Task goal ▸
Count lines with "frac" in them. Report only the total.

....

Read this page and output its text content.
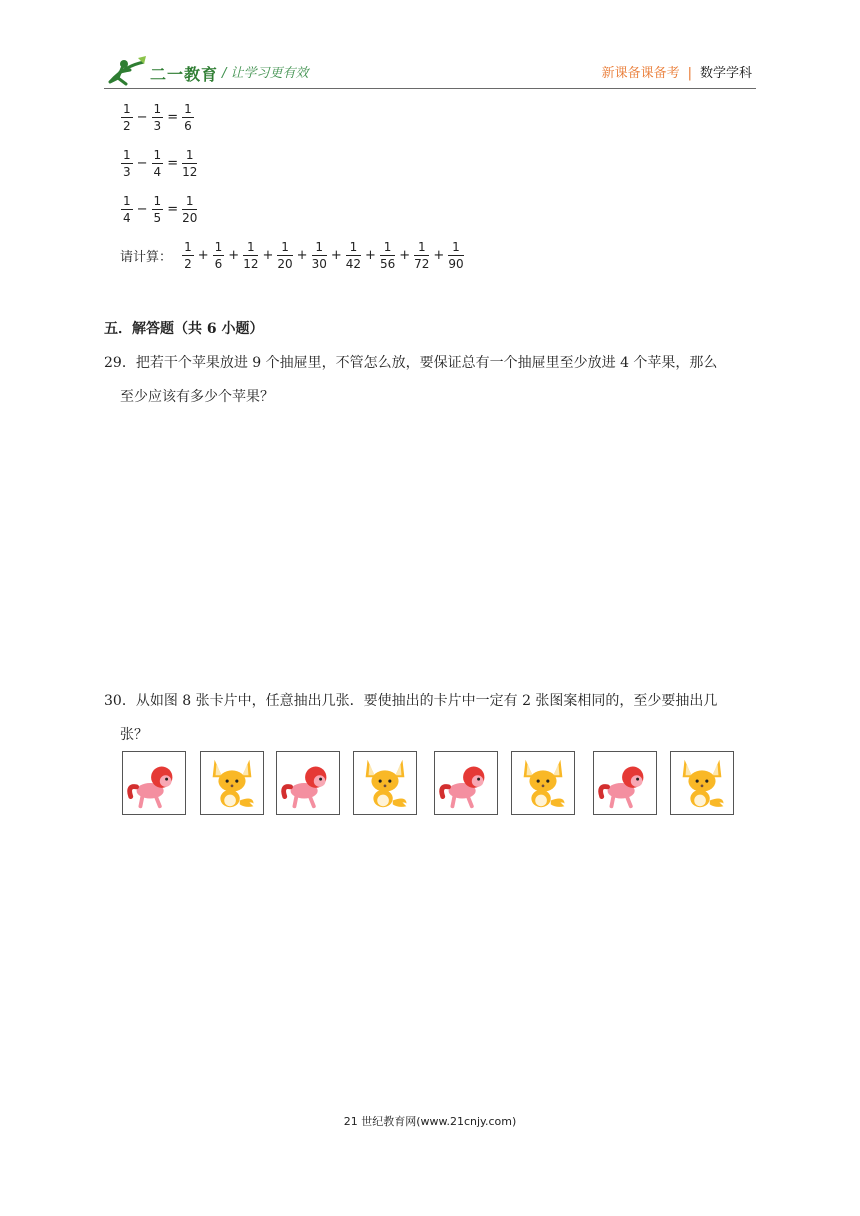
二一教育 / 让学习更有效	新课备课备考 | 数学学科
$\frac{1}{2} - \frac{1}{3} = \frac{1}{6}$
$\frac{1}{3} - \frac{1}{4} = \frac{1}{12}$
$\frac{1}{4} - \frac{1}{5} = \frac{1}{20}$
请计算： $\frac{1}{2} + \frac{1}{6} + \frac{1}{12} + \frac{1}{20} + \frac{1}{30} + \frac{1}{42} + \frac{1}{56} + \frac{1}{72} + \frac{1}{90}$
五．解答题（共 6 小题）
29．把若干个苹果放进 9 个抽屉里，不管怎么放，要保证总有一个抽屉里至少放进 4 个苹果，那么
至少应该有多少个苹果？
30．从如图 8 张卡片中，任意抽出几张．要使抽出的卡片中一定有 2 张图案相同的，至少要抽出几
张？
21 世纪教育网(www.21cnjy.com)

....

The reply ▸
4